__GIVEN RECORDS__
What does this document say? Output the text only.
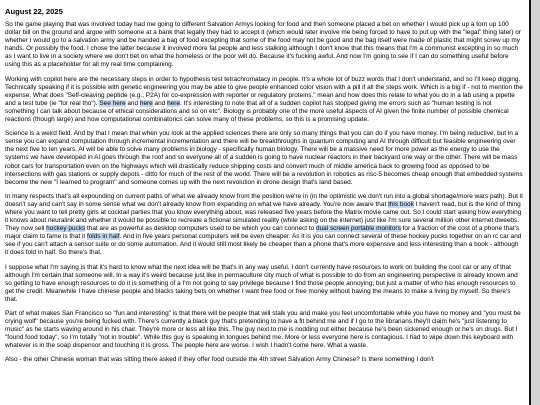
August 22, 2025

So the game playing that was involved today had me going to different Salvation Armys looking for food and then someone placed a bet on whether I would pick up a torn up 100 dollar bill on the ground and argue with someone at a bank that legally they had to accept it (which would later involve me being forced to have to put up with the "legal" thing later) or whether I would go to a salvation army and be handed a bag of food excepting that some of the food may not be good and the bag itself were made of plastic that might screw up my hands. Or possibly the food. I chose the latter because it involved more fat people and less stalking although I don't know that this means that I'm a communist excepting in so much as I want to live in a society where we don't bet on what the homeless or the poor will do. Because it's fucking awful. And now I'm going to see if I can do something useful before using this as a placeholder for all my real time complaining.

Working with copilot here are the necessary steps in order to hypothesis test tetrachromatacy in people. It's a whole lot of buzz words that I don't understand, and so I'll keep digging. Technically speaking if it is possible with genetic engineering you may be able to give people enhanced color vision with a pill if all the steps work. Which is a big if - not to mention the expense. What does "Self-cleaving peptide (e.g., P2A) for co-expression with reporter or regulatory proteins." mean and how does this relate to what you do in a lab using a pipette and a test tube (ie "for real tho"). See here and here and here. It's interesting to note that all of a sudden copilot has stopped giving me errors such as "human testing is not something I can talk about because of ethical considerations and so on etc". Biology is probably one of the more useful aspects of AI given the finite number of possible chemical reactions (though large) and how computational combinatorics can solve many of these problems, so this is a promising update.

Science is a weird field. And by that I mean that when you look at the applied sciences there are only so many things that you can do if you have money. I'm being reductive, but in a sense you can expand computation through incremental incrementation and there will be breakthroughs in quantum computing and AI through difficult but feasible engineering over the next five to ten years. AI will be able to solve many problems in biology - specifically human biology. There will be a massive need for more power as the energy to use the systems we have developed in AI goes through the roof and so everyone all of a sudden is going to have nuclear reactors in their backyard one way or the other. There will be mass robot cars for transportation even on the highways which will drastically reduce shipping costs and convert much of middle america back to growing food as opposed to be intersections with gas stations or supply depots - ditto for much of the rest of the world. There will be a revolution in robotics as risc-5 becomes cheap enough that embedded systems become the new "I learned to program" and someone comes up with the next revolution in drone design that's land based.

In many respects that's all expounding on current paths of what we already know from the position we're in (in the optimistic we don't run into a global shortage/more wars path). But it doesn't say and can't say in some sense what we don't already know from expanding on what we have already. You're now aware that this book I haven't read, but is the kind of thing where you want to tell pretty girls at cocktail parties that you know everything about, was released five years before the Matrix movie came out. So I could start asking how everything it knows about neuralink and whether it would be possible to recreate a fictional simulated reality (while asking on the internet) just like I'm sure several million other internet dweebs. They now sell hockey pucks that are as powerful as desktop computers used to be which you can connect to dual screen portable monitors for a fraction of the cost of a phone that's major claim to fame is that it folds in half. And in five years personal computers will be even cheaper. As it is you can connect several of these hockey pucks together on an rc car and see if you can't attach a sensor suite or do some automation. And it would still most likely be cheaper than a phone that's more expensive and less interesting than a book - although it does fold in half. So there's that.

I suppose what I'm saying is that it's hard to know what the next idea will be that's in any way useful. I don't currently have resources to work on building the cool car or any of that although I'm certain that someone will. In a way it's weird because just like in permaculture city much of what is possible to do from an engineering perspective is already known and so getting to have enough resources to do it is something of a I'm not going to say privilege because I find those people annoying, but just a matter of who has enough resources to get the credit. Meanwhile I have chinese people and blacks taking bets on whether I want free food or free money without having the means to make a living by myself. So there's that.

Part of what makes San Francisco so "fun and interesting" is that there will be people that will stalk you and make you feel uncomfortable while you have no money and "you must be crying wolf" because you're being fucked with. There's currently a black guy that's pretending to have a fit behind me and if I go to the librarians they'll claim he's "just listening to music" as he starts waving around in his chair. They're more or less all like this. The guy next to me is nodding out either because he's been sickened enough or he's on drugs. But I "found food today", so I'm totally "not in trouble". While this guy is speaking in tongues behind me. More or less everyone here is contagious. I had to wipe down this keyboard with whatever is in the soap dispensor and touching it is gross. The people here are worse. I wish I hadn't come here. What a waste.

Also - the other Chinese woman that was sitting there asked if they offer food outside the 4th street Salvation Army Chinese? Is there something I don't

__WORK INSTRUCTION__
Go through the listing above and pull out each line containing the word "Salvation".

__TASK OUTPUT__
So the game playing that was involved today had me going to different Salvation Armys looking for food and then someone placed a bet on whether I would pick up a torn up 100 dollar bill on the ground and argue with someone at a bank that legally they had to accept it (which would later involve me being forced to have to put up with the "legal" thing later) or whether I would go to a salvation army and be handed a bag of food excepting that some of the food may not be good and the bag itself were made of plastic that might screw up my hands. Or possibly the food. I chose the latter because it involved more fat people and less stalking although I don't know that this means that I'm a communist excepting in so much as I want to live in a society where we don't bet on what the homeless or the poor will do. Because it's fucking awful. And now I'm going to see if I can do something useful before using this as a placeholder for all my real time complaining.
Also - the other Chinese woman that was sitting there asked if they offer food outside the 4th street Salvation Army Chinese? Is there something I don't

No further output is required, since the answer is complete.